[start]

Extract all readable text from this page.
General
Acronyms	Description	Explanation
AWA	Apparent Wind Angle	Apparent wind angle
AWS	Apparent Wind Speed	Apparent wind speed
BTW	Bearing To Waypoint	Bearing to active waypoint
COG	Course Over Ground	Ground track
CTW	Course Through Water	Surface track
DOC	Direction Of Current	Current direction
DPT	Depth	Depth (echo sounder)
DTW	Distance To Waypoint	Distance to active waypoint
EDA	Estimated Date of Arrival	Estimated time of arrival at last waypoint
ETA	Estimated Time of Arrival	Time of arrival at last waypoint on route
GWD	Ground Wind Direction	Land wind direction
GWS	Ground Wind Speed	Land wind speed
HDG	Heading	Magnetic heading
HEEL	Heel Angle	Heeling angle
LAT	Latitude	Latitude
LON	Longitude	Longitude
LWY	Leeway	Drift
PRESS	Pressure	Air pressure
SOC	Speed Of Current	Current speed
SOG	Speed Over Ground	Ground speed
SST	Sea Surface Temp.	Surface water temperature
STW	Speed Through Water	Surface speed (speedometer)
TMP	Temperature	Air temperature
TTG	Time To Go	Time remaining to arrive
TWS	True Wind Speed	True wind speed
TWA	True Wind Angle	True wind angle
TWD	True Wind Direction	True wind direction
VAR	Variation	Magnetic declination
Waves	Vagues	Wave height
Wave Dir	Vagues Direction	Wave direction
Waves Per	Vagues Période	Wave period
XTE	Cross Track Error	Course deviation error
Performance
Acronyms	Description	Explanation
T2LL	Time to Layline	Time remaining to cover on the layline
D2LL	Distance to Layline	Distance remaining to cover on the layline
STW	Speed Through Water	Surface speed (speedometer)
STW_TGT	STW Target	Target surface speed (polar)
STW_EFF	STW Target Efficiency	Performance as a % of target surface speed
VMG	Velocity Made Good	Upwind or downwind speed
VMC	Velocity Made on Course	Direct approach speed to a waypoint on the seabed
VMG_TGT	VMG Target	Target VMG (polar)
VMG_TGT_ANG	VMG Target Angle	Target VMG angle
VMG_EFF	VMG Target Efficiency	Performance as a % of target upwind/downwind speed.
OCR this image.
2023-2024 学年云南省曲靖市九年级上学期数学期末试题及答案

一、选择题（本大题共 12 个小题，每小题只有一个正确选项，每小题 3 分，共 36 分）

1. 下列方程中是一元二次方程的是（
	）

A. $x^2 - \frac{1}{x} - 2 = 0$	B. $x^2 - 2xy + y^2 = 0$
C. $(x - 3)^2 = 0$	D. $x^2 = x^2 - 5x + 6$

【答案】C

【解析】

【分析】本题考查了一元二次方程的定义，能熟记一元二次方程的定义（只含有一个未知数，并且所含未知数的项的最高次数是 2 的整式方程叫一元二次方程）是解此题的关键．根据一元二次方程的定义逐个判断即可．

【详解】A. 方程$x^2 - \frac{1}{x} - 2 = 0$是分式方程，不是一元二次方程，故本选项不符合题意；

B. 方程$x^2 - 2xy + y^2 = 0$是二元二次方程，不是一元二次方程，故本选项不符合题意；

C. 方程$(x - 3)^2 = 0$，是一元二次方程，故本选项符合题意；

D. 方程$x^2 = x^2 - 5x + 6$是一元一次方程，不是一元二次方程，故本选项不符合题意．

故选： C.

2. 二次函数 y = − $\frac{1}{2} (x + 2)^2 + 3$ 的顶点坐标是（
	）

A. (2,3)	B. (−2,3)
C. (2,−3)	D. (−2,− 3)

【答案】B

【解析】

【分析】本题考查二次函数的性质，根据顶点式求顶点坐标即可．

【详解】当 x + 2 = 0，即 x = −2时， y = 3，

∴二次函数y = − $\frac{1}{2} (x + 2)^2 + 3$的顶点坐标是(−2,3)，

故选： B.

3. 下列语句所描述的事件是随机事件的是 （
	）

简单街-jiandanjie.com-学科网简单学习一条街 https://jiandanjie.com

[end]
[start]

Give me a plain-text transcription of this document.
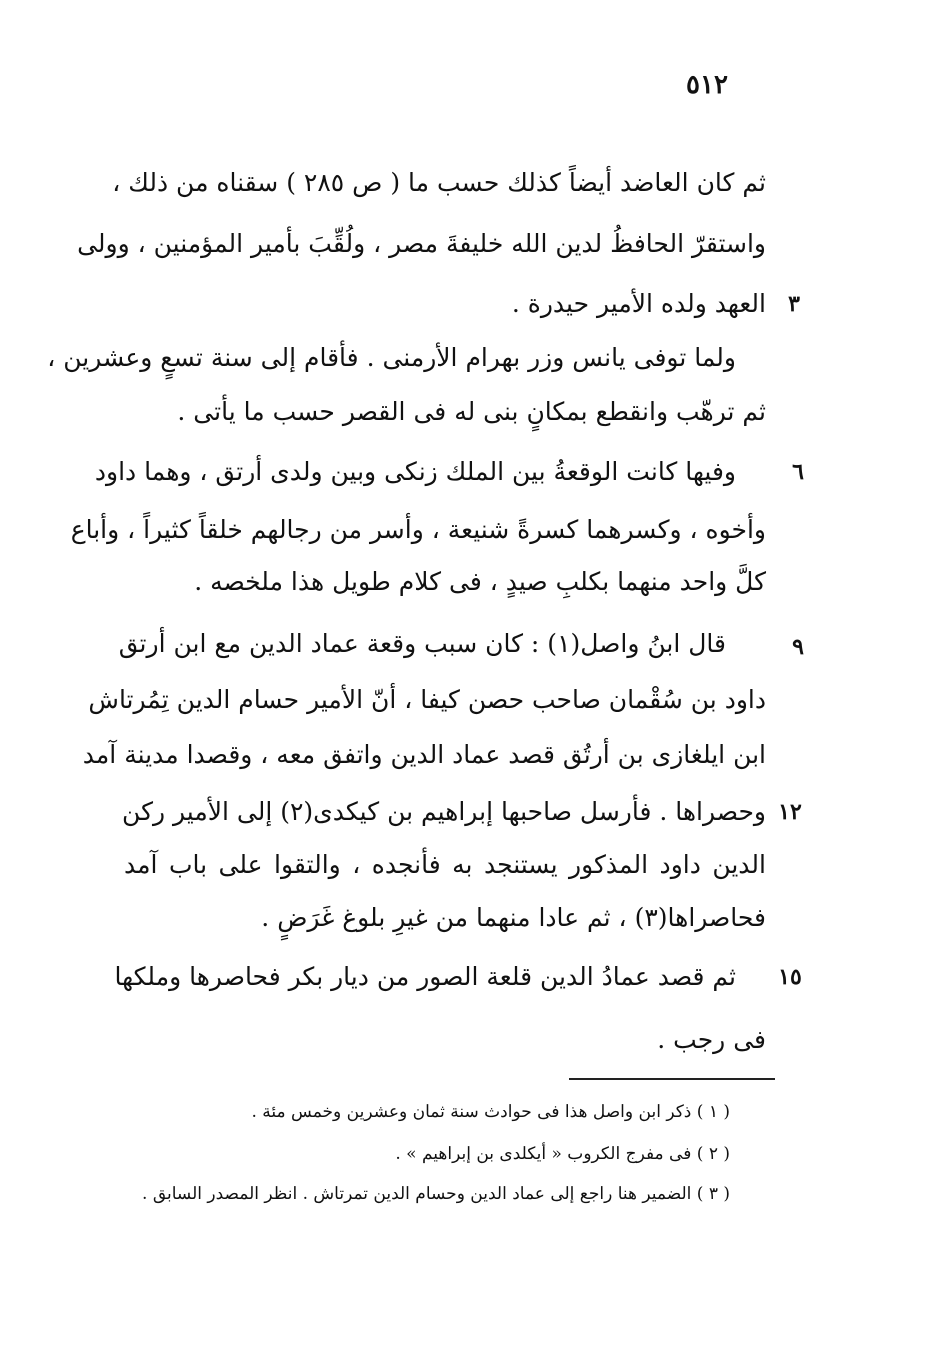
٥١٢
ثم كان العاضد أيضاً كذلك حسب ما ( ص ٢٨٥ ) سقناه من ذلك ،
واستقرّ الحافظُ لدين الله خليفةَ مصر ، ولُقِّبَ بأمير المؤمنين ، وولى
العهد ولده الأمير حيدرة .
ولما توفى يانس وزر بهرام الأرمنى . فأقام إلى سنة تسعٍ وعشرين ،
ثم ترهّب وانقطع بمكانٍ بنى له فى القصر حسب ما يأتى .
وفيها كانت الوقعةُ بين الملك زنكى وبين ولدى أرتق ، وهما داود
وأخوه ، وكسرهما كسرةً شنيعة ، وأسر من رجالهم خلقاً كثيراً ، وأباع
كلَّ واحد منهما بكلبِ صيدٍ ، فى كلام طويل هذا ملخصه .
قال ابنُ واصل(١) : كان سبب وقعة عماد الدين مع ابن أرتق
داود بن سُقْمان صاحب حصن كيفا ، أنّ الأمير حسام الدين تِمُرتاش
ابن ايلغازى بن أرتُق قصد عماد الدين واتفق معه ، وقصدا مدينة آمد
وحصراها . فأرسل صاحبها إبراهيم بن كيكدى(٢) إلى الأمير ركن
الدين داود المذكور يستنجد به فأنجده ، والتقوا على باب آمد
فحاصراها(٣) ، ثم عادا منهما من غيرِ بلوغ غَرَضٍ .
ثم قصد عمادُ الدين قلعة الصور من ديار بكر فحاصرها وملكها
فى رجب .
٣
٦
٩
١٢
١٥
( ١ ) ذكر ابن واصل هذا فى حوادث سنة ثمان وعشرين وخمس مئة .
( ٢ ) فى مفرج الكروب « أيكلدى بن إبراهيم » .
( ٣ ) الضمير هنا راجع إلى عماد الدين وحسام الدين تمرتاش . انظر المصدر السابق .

[end]
[start]

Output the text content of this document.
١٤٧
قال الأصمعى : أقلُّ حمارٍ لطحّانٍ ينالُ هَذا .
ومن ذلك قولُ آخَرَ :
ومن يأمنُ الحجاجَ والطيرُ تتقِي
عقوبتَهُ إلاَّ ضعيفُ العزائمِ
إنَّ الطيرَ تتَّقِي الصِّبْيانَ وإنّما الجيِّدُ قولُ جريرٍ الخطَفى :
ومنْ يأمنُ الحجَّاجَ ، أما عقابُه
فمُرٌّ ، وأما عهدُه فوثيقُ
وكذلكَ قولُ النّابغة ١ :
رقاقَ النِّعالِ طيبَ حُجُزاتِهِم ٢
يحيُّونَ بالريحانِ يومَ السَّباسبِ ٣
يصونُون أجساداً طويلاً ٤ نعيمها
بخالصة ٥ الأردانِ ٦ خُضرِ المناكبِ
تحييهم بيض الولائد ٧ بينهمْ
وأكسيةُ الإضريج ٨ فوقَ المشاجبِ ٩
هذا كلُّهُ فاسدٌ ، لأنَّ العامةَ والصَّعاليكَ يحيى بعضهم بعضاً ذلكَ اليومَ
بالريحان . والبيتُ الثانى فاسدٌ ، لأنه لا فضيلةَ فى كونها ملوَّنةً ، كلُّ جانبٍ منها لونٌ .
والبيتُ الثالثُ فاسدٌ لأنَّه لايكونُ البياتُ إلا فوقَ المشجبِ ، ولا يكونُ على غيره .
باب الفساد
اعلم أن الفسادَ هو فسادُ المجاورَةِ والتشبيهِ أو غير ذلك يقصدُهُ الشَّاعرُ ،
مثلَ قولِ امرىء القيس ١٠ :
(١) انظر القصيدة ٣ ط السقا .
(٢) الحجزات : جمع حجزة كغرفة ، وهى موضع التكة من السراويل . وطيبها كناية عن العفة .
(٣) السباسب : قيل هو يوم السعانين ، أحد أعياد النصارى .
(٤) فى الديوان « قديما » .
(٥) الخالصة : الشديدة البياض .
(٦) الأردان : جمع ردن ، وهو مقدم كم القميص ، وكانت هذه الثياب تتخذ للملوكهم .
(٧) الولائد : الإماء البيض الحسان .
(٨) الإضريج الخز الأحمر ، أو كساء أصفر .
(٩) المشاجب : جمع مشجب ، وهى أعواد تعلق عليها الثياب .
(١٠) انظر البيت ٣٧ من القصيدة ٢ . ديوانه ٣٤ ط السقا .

[end]

Copy each line that holds the word "last".

* [CORRECT ANSWER]
EDA	Estimated Date of Arrival	Estimated time of arrival at last waypoint
ETA	Estimated Time of Arrival	Time of arrival at last waypoint on route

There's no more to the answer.